— START The records —
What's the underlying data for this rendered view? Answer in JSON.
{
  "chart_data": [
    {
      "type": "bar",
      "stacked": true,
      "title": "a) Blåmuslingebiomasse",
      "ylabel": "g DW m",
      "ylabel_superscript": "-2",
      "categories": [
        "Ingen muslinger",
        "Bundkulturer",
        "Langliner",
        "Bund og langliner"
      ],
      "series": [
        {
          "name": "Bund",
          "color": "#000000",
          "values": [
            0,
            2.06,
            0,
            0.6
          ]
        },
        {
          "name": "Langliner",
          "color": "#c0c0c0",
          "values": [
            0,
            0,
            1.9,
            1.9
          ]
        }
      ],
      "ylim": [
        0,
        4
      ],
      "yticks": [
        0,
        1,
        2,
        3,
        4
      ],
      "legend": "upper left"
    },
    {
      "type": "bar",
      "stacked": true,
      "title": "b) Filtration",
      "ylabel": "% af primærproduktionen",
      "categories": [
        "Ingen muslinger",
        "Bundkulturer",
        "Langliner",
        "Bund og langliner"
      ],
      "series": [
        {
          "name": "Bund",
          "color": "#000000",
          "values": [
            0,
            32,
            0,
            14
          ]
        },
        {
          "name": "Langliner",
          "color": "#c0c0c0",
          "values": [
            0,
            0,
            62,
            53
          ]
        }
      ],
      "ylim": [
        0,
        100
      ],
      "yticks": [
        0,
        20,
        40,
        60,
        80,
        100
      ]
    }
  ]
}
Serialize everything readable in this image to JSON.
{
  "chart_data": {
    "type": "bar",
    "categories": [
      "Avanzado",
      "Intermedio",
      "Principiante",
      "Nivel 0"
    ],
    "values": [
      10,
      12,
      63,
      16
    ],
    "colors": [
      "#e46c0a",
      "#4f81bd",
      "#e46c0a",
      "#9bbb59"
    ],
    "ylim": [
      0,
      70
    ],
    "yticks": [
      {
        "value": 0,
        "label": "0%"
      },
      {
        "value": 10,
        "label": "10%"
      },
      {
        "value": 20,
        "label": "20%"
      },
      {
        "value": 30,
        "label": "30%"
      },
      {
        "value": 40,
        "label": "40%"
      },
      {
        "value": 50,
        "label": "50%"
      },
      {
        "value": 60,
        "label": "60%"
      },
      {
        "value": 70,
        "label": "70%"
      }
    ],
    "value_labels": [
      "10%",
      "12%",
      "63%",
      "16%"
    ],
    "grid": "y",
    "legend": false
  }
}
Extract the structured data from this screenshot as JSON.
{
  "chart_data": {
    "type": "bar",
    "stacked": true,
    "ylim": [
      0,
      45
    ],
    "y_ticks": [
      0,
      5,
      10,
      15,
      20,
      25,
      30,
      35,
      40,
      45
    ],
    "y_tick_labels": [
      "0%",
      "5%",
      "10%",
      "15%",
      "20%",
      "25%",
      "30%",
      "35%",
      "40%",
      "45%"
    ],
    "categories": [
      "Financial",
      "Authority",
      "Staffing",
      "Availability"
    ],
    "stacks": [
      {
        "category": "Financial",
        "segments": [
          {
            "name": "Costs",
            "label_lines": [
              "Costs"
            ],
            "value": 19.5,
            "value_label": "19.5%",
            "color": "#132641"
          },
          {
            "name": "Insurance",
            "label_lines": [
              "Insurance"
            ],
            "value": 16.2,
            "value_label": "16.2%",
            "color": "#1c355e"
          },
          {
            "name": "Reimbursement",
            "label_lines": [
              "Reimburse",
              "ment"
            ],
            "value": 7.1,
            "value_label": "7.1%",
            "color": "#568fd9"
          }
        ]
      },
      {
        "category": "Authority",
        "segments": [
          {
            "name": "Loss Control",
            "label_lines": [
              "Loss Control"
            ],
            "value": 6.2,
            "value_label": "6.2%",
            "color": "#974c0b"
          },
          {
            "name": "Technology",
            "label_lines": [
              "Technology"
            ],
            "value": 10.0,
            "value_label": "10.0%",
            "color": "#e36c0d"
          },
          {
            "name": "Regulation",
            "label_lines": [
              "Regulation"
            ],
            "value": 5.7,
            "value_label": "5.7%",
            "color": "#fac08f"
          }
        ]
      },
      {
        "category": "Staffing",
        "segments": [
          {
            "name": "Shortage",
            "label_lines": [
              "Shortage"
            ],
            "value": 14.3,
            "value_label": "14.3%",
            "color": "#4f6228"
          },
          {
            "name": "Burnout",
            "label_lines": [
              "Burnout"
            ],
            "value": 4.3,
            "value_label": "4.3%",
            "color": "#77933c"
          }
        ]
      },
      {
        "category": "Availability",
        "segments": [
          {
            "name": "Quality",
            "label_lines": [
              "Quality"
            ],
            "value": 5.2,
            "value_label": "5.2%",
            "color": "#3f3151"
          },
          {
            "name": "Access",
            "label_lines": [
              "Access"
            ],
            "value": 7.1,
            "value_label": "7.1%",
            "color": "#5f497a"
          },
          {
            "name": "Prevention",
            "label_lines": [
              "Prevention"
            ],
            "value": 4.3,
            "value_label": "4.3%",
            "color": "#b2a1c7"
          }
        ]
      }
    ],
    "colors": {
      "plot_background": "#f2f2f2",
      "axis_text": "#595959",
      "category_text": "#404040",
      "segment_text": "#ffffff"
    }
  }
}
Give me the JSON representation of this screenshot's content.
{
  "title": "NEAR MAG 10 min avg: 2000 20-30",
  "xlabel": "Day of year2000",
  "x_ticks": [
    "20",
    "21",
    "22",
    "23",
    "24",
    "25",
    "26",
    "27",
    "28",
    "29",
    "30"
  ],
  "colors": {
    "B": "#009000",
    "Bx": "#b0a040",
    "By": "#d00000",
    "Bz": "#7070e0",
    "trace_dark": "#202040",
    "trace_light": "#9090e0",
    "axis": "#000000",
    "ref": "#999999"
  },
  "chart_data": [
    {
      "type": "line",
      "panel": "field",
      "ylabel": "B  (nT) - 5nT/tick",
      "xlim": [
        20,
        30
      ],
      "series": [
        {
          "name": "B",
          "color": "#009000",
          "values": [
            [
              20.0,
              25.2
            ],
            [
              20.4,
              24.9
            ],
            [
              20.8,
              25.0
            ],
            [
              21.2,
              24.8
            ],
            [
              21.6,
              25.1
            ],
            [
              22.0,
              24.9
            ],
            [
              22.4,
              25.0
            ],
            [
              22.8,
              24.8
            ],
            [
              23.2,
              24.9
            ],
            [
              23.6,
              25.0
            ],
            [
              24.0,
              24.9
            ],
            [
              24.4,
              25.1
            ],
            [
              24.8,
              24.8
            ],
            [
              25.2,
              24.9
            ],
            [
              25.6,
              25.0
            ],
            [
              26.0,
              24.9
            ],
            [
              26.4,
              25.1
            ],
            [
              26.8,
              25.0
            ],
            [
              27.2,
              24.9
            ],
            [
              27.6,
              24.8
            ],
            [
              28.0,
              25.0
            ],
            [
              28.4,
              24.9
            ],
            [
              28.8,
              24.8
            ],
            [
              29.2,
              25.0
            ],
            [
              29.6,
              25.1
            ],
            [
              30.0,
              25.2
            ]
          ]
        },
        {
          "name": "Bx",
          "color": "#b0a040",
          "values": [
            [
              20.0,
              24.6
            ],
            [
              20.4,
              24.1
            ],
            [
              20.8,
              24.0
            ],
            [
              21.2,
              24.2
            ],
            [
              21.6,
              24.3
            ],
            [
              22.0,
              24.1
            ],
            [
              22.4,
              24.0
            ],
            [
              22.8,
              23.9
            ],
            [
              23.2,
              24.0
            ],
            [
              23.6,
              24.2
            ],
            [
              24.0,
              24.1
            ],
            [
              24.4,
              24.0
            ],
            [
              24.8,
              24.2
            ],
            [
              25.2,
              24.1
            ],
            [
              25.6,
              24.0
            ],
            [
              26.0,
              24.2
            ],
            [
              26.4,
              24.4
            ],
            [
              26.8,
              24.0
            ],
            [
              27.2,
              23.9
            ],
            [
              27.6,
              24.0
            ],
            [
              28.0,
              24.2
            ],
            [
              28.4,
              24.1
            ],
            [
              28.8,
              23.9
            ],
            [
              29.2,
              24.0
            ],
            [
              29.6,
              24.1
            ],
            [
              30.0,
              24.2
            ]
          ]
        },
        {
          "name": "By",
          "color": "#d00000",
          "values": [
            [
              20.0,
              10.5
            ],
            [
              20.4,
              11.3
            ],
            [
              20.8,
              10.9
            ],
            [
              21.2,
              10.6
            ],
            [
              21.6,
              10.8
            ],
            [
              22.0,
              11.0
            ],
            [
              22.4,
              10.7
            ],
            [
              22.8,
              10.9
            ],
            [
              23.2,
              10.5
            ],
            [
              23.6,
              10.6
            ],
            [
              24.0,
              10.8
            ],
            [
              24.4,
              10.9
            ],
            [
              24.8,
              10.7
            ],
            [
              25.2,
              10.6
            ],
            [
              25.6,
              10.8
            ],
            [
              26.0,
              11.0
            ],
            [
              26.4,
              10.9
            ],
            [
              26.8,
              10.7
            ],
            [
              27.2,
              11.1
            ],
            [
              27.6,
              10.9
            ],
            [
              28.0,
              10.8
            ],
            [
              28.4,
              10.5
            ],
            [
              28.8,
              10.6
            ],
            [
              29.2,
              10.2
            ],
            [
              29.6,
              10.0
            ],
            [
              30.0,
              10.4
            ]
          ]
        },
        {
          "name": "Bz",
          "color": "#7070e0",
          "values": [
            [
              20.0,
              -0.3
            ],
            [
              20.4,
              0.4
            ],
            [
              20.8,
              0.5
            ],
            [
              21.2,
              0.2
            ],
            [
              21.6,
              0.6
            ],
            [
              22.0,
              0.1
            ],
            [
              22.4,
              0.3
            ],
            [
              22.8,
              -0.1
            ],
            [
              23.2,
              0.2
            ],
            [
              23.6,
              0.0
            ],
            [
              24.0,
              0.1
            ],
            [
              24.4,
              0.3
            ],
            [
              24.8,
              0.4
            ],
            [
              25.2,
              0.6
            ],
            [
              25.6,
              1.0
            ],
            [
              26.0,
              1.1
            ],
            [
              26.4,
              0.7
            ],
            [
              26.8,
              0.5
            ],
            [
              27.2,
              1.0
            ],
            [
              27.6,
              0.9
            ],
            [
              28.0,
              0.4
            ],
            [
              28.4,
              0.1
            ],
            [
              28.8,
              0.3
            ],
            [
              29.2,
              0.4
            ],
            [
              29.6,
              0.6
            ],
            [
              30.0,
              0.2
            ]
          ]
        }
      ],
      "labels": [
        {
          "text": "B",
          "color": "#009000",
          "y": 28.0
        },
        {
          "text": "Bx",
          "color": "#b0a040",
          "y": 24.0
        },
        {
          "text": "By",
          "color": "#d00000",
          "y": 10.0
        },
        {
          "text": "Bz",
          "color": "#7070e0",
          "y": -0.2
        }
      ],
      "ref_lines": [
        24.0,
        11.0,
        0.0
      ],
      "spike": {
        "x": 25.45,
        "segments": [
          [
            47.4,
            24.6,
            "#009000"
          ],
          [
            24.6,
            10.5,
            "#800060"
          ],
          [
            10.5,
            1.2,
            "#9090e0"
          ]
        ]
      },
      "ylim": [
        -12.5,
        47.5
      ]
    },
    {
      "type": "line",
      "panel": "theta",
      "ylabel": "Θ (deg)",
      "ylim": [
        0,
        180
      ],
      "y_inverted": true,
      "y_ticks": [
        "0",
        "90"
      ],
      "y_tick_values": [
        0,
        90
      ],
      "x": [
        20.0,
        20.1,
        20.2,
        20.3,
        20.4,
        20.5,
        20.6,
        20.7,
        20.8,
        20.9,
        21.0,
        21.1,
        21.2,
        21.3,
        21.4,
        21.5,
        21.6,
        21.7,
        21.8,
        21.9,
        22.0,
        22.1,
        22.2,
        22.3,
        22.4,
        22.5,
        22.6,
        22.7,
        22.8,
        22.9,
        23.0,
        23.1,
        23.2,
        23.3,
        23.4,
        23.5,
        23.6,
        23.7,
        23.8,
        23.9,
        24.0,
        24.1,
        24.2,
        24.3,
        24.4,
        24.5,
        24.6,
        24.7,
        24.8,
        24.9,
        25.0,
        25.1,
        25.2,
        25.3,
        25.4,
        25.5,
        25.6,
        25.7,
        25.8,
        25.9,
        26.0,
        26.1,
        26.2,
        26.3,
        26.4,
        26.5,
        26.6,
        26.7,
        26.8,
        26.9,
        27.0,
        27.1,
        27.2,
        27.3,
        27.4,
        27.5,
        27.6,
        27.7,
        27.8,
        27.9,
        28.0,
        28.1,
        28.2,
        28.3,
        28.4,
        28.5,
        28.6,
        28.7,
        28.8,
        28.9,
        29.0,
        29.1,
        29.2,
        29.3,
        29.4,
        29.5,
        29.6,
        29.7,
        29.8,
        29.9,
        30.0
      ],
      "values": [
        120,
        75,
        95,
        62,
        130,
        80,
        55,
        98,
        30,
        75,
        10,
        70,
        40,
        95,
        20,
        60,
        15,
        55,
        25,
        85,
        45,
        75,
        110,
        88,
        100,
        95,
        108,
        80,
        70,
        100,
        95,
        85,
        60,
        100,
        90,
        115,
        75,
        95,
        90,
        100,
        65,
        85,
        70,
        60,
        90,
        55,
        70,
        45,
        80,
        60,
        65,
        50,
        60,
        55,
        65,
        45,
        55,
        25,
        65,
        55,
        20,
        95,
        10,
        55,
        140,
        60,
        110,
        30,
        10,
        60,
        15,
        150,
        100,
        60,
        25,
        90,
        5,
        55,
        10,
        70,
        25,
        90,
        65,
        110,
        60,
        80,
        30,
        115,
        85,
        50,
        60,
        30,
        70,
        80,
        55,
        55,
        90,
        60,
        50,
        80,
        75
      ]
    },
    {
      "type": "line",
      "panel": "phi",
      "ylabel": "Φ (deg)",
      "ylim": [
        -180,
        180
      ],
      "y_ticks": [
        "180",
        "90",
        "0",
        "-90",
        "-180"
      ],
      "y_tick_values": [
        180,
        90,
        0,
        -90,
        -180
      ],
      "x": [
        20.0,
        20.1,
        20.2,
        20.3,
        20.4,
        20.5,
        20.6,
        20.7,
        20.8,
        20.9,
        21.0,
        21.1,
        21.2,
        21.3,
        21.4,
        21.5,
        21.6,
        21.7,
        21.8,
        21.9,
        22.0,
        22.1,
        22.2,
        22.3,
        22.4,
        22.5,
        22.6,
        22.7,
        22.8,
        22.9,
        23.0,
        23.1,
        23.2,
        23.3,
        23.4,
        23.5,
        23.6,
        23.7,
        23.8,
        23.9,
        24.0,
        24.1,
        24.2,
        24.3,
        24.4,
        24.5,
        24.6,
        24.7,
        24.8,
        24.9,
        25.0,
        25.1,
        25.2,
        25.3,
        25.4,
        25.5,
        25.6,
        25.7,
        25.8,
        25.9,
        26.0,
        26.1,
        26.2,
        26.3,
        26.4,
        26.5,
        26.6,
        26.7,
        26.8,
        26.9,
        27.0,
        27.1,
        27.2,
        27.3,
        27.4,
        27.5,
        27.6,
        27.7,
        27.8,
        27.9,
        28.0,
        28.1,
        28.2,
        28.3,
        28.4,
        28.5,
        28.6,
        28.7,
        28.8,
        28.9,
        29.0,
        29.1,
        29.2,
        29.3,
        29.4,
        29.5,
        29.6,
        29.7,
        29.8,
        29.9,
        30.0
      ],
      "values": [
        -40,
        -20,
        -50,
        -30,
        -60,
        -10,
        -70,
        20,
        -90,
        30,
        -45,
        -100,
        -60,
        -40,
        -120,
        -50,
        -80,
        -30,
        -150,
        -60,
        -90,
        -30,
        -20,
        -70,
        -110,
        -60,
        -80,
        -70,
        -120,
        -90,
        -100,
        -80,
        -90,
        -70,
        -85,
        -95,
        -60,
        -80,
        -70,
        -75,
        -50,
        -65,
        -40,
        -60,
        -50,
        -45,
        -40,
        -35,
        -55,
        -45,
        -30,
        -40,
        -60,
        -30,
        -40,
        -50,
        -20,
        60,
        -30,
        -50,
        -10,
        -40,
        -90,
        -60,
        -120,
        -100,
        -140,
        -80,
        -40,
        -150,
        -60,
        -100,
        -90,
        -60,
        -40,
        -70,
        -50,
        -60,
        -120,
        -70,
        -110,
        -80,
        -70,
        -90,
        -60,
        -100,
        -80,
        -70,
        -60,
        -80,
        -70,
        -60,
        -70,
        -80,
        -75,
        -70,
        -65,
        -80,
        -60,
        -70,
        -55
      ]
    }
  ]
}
— END The records —
**Written exercise:**
Write out every line of the data that holds the word "true".

**Task response:**
      "stacked": true,
      "stacked": true,
    "stacked": true,
      "y_inverted": true,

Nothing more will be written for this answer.